[Begin GIVEN DATA]
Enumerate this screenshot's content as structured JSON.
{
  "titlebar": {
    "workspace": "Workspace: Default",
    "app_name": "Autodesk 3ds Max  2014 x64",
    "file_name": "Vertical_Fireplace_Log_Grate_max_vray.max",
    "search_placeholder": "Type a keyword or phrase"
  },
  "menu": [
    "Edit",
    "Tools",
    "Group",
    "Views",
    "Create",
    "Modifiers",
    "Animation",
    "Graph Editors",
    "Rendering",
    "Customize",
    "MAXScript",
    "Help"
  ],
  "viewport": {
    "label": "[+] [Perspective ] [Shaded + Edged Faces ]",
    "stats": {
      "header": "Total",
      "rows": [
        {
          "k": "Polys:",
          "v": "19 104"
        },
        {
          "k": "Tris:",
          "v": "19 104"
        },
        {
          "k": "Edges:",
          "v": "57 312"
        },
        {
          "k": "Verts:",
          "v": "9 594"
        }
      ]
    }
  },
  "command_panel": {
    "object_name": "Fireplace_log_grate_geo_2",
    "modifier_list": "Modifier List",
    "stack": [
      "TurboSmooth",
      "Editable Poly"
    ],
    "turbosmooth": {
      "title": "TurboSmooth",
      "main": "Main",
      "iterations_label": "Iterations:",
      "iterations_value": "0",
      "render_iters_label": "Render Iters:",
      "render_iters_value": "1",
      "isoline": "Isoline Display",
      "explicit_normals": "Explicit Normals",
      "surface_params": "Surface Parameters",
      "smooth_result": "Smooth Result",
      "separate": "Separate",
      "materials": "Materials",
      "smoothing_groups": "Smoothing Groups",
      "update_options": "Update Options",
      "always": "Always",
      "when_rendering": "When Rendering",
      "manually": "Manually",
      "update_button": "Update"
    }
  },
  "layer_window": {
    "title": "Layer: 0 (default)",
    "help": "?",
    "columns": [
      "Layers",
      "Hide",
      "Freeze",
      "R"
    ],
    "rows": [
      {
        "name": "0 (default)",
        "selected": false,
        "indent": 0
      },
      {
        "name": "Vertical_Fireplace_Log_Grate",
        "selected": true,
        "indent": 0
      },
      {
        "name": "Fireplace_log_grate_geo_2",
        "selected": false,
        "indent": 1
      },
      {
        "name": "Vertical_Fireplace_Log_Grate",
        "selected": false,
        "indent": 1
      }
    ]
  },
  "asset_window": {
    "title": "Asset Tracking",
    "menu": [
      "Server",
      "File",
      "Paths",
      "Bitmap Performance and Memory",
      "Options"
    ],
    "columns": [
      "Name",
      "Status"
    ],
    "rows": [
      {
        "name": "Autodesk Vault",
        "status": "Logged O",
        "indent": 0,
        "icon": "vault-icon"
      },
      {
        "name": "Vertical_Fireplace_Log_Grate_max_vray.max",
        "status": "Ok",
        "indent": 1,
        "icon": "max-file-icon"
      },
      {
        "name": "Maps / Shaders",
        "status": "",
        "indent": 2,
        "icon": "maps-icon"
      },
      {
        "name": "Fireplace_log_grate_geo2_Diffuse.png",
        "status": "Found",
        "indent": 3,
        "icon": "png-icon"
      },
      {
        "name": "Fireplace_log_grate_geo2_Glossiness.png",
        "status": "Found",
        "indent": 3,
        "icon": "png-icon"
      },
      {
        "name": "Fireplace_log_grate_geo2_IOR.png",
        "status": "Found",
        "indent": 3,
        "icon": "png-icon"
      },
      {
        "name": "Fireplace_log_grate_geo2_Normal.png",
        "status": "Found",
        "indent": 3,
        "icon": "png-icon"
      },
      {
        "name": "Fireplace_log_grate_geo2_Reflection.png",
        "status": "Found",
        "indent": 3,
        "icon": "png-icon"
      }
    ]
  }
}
[End GIVEN DATA]
Consider the entries above and return each line with the string "Update".

      "update_options": "Update Options",
      "update_button": "Update"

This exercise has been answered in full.